▸ Exercise task: Tell how many lines carry the word "lightcurves"; the reply is the number and nothing else.
───── Input for this task
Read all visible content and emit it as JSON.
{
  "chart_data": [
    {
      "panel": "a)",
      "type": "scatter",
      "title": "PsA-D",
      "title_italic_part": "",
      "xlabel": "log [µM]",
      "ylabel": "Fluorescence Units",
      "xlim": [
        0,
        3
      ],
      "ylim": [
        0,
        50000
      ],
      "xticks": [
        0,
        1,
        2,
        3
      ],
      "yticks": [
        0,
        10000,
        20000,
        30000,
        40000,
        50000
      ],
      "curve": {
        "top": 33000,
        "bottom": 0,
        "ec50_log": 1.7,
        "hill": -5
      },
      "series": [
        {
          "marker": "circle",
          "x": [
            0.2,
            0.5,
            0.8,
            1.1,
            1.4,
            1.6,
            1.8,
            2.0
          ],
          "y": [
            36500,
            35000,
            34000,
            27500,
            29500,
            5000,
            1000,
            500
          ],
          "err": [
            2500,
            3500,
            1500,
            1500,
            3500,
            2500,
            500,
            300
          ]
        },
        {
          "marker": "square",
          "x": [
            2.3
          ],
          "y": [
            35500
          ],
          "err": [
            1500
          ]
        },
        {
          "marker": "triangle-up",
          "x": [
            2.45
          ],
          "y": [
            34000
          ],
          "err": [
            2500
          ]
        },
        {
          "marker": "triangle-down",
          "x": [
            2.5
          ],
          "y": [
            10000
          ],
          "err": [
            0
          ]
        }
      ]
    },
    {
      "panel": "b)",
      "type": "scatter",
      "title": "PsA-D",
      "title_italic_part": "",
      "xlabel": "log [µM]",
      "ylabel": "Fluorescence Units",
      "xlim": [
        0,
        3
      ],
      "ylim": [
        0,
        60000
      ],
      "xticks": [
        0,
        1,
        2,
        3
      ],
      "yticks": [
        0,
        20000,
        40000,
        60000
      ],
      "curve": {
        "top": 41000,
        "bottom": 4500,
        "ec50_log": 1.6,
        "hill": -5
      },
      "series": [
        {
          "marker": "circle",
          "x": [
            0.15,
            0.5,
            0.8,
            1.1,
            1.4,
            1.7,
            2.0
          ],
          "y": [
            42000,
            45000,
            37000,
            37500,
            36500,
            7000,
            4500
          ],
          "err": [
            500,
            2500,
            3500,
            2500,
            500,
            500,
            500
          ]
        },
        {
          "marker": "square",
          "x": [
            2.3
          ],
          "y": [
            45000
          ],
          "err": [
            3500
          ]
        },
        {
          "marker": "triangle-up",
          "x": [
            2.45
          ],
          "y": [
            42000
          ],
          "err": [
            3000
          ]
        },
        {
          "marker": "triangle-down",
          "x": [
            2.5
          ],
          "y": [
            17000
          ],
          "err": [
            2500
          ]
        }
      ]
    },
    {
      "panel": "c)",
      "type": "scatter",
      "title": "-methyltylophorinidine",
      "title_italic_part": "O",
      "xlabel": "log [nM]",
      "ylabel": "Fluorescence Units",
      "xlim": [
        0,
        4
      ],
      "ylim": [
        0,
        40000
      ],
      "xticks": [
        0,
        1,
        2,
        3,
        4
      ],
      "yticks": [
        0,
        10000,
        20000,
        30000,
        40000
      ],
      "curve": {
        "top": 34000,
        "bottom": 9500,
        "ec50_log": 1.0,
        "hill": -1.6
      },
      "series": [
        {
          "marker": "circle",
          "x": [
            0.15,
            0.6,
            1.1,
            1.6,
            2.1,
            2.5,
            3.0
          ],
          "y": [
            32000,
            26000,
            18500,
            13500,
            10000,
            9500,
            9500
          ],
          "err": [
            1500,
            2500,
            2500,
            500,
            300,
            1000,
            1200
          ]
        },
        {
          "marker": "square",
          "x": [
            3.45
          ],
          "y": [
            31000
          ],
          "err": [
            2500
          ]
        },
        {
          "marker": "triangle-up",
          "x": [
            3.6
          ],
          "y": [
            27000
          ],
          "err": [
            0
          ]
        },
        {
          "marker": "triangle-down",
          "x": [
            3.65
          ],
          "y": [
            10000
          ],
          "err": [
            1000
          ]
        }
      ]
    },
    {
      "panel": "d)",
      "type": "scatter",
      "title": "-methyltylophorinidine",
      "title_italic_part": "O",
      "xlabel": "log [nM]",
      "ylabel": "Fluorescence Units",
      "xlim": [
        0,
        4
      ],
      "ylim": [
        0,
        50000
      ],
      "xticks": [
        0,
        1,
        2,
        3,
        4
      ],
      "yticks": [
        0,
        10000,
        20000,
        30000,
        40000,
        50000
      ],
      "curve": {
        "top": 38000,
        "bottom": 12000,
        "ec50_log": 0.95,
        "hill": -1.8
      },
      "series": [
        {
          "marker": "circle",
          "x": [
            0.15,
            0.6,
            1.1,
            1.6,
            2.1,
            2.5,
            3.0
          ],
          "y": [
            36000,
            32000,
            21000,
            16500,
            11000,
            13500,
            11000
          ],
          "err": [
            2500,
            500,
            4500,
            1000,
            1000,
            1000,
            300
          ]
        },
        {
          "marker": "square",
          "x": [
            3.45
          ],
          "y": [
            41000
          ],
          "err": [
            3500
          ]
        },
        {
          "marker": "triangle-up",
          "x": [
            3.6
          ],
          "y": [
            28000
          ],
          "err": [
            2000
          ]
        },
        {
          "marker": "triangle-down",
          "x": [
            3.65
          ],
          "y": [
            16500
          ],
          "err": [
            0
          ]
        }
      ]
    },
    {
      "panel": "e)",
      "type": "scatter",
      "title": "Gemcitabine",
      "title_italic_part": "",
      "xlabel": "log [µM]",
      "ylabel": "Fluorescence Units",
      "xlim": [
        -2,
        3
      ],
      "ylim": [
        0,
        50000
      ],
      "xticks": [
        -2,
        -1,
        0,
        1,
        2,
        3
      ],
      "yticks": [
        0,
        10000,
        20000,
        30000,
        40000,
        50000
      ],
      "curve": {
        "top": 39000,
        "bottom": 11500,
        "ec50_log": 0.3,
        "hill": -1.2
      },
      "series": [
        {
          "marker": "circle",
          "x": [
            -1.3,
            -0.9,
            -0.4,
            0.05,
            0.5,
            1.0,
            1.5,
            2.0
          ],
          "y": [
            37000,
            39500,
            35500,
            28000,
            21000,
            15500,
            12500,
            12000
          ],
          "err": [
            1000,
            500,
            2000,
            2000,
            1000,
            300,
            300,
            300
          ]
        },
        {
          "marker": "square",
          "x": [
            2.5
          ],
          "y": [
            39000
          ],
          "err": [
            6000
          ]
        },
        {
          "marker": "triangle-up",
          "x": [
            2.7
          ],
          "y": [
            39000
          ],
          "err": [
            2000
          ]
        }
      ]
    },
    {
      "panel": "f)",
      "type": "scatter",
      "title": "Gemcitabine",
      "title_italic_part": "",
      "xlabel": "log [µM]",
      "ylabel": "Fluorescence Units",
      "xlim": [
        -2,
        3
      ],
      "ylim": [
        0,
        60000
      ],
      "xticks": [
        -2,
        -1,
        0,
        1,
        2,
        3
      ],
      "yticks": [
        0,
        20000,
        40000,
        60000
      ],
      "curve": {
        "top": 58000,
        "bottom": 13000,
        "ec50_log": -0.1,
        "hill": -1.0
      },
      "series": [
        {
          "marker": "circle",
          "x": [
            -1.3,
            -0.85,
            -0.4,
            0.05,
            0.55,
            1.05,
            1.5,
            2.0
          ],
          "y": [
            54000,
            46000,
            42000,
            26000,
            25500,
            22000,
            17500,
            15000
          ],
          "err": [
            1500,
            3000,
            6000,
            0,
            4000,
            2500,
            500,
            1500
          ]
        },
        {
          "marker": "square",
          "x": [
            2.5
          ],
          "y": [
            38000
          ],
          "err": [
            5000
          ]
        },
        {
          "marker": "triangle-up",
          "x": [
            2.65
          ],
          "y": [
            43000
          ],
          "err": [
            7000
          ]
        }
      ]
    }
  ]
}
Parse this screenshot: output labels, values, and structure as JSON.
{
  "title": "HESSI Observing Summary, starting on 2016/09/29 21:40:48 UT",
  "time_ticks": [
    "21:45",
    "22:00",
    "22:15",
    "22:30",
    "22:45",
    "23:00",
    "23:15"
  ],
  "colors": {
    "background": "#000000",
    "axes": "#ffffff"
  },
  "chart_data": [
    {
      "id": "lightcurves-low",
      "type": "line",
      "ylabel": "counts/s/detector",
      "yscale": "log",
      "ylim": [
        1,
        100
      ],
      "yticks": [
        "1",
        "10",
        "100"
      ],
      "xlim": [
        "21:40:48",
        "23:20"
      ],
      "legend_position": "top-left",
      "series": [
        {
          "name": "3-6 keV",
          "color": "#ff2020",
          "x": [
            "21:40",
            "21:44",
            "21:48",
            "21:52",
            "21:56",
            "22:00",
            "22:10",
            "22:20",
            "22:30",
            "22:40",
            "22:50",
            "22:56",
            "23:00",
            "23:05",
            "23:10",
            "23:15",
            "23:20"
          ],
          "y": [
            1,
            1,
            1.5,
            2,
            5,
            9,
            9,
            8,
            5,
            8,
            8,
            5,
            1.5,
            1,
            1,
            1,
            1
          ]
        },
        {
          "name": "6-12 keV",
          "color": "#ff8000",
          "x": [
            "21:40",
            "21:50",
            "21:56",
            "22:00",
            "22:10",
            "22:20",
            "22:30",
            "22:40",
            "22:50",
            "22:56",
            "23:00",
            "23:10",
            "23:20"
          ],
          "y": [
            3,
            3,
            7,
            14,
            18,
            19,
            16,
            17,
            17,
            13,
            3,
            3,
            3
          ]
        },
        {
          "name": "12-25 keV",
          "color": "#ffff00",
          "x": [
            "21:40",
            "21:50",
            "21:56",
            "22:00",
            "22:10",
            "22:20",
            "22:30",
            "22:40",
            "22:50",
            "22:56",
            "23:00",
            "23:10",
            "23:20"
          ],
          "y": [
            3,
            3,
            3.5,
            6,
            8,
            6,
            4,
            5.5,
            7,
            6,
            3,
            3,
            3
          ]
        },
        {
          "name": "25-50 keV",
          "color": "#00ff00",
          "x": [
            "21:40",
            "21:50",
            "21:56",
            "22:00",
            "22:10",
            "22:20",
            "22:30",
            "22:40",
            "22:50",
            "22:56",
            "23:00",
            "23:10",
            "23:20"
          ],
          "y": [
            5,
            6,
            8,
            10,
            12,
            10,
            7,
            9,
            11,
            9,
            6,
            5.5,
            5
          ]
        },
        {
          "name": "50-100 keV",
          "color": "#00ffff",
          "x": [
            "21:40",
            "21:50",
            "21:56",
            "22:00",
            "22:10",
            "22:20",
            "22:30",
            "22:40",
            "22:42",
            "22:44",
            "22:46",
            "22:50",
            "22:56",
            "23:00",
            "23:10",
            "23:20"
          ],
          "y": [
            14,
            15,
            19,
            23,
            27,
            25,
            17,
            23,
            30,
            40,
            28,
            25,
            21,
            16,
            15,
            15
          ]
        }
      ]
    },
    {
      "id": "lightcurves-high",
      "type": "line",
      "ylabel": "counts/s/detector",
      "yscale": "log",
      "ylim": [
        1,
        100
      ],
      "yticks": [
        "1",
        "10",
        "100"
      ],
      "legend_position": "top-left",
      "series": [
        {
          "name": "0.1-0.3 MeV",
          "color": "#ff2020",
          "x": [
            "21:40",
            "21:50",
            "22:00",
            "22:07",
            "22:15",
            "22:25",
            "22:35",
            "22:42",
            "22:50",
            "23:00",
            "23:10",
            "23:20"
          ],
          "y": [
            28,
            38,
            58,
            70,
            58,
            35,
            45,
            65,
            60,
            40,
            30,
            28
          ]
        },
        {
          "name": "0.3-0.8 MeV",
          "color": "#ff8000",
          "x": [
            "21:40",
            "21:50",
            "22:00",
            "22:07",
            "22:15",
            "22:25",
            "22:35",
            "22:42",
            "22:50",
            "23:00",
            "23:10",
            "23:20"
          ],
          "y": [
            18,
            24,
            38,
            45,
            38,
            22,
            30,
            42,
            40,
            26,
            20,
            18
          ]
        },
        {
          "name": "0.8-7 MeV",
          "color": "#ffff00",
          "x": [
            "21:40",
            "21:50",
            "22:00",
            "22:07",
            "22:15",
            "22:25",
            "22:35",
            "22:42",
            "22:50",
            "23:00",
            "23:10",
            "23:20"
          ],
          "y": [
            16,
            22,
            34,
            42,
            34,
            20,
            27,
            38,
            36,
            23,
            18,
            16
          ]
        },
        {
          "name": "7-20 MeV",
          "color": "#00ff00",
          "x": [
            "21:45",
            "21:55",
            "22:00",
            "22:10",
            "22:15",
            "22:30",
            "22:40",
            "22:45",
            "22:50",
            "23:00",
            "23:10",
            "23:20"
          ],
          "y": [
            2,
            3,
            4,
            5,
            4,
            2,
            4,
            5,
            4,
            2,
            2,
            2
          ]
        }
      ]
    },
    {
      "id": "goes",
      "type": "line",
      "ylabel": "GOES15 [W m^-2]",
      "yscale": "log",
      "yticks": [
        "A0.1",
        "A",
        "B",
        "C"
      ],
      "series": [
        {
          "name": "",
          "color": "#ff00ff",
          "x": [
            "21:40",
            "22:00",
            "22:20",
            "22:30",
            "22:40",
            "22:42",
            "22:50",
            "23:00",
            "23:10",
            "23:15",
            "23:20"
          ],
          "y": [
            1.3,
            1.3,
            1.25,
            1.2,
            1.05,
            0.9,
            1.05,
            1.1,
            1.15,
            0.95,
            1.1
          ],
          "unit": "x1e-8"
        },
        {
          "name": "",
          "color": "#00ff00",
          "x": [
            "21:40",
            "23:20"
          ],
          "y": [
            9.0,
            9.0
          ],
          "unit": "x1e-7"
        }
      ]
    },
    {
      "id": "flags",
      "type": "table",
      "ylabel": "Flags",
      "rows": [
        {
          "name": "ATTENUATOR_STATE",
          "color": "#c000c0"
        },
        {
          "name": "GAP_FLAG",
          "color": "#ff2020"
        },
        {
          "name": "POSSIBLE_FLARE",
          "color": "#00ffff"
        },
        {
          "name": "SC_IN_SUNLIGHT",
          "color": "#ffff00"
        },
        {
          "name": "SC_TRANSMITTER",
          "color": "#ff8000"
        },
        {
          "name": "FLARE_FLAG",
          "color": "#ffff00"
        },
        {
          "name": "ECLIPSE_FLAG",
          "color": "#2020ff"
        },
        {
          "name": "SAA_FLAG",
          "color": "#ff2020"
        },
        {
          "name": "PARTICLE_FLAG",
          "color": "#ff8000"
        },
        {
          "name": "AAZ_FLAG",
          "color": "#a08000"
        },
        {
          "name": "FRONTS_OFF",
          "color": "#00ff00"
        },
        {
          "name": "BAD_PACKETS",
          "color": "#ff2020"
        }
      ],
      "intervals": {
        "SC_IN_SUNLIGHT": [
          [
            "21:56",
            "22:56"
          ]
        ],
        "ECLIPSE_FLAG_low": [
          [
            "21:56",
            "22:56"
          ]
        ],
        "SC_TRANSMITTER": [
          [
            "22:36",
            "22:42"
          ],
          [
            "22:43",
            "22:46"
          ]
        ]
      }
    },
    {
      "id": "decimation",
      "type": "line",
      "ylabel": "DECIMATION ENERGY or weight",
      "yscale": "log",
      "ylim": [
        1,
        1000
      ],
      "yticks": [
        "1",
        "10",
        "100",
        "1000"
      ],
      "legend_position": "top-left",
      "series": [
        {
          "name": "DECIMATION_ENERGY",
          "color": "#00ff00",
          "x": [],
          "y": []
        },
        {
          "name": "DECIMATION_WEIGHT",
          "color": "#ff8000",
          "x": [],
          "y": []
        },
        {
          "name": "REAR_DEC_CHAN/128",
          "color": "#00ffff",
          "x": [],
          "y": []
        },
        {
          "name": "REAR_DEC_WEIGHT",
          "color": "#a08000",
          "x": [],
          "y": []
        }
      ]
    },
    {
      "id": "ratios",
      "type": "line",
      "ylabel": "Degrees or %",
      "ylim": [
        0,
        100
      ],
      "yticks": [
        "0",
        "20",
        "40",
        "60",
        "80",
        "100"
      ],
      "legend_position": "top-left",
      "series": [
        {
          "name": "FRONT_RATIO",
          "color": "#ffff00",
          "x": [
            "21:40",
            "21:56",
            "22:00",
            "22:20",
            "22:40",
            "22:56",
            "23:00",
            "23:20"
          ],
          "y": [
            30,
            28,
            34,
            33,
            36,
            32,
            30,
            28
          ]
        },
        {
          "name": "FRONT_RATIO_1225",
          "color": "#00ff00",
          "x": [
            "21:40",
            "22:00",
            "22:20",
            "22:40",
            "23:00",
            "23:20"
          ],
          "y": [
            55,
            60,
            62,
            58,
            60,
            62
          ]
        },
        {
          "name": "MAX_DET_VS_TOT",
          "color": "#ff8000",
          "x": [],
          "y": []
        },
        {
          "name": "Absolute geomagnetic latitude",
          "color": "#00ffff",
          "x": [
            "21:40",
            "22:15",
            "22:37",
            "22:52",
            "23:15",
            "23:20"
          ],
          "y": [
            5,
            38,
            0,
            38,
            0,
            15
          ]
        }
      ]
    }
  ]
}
──────────
▸ Response below: 2